* Task description: Pull out every line from the items below that contains the string "偏好设置", matching case exactly.

* Record excerpts:
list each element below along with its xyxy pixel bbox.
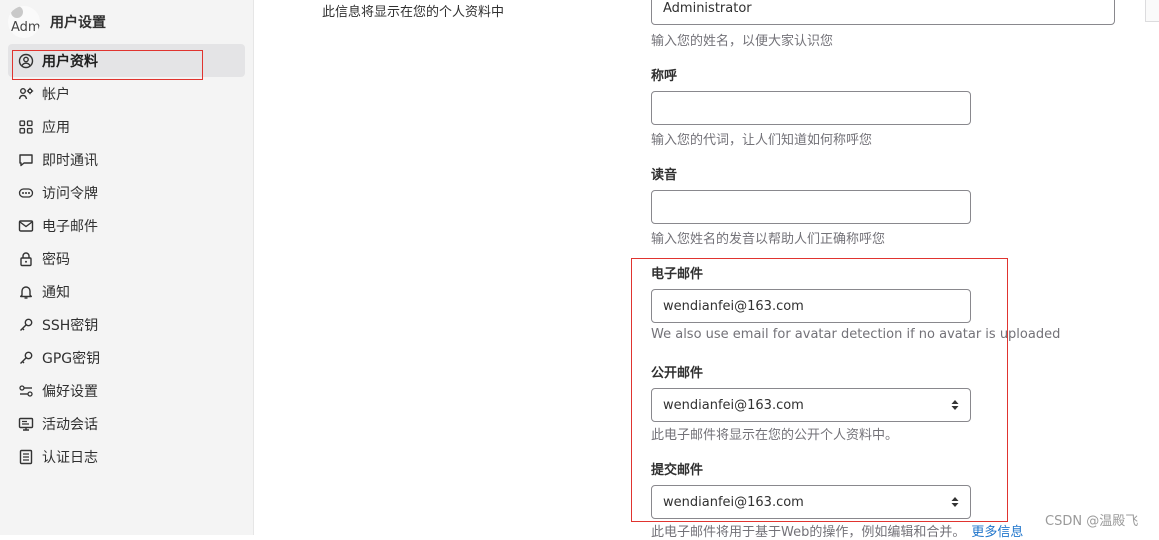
sidebar-item-label: 认证日志 [42,449,98,466]
right-panel-edge [1145,0,1159,22]
more-info-link[interactable]: 更多信息 [971,525,1023,540]
key-icon [18,350,34,366]
name-input-value: Administrator [663,0,752,16]
chat-bubble-icon [18,152,34,168]
name-input[interactable]: Administrator [651,0,1115,25]
email-help-text: We also use email for avatar detection i… [651,327,1061,342]
sidebar-item-label: 即时通讯 [42,152,98,169]
pronunciation-help-text: 输入您姓名的发音以帮助人们正确称呼您 [651,232,886,247]
sidebar-item-label: SSH密钥 [42,317,99,334]
sidebar-item-label: 密码 [42,251,70,268]
sidebar-item-active-sessions[interactable]: 活动会话 [8,407,245,440]
commit-email-help-message: 此电子邮件将用于基于Web的操作，例如编辑和合并。 [651,525,966,540]
pronouns-label: 称呼 [651,69,678,84]
monitor-icon [18,416,34,432]
sidebar-item-label: 应用 [42,119,70,136]
sidebar-item-auth-log[interactable]: 认证日志 [8,440,245,473]
name-help-text: 输入您的姓名，以便大家认识您 [651,34,834,49]
sidebar-item-gpg-keys[interactable]: GPG密钥 [8,341,245,374]
commit-email-help-text: 此电子邮件将用于基于Web的操作，例如编辑和合并。 更多信息 [651,521,1023,540]
avatar[interactable]: Adm [8,6,40,38]
watermark: CSDN @温殿飞 [1045,514,1139,529]
sidebar-item-ssh-keys[interactable]: SSH密钥 [8,308,245,341]
avatar-alt-text: Adm [11,20,40,35]
sidebar-item-preferences[interactable]: 偏好设置 [8,374,245,407]
public-email-selected-value: wendianfei@163.com [663,397,804,413]
applications-grid-icon [18,119,34,135]
token-dots-icon [18,185,34,201]
key-icon [18,317,34,333]
sidebar-item-label: 偏好设置 [42,383,98,400]
sidebar-item-label: 帐户 [42,86,70,103]
sidebar-item-notifications[interactable]: 通知 [8,275,245,308]
avatar-image-icon [11,6,23,18]
commit-email-label: 提交邮件 [651,463,704,478]
preferences-icon [18,383,34,399]
mail-icon [18,218,34,234]
public-email-help-text: 此电子邮件将显示在您的公开个人资料中。 [651,428,899,443]
sidebar-item-label: 电子邮件 [42,218,98,235]
commit-email-select[interactable]: wendianfei@163.com [651,485,971,519]
sidebar-item-access-tokens[interactable]: 访问令牌 [8,176,245,209]
email-field[interactable]: wendianfei@163.com [651,289,971,323]
pronunciation-input[interactable] [651,190,971,224]
sidebar-item-chat[interactable]: 即时通讯 [8,143,245,176]
sidebar-item-emails[interactable]: 电子邮件 [8,209,245,242]
pronunciation-label: 读音 [651,168,678,183]
sidebar-item-password[interactable]: 密码 [8,242,245,275]
user-profile-icon [18,53,34,69]
sidebar-item-applications[interactable]: 应用 [8,110,245,143]
email-field-value: wendianfei@163.com [663,298,804,314]
sidebar-item-profile[interactable]: 用户资料 [8,44,245,77]
pronouns-input[interactable] [651,91,971,125]
sidebar-item-label: 通知 [42,284,70,301]
section-description: 此信息将显示在您的个人资料中 [322,5,505,20]
sidebar-title: 用户设置 [50,15,106,31]
sidebar-item-label: 访问令牌 [42,185,98,202]
email-label: 电子邮件 [651,267,704,282]
sidebar-nav: 用户资料 帐户 应用 即时通讯 访问令牌 电子邮件 密码 通知 SSH密钥 GP… [8,44,245,473]
lock-icon [18,251,34,267]
sidebar-item-label: GPG密钥 [42,350,101,367]
account-gear-icon [18,86,34,102]
sidebar-item-label: 活动会话 [42,416,98,433]
select-caret-icon [951,497,959,507]
commit-email-selected-value: wendianfei@163.com [663,494,804,510]
public-email-label: 公开邮件 [651,366,704,381]
sidebar-header: Adm 用户设置 [8,6,106,38]
bell-icon [18,284,34,300]
public-email-select[interactable]: wendianfei@163.com [651,388,971,422]
profile-form: 此信息将显示在您的个人资料中 Administrator 输入您的姓名，以便大家… [254,0,1159,540]
sidebar-item-account[interactable]: 帐户 [8,77,245,110]
sidebar-item-label: 用户资料 [42,53,98,70]
log-list-icon [18,449,34,465]
select-caret-icon [951,400,959,410]
pronouns-help-text: 输入您的代词，让人们知道如何称呼您 [651,133,873,148]
sidebar: Adm 用户设置 用户资料 帐户 应用 即时通讯 访问令牌 电子邮件 密码 通知… [0,0,254,535]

* Response:
sidebar-item-preferences[interactable]: 偏好设置 [8,374,245,407]
sidebar-item-label: 偏好设置 [42,383,98,400]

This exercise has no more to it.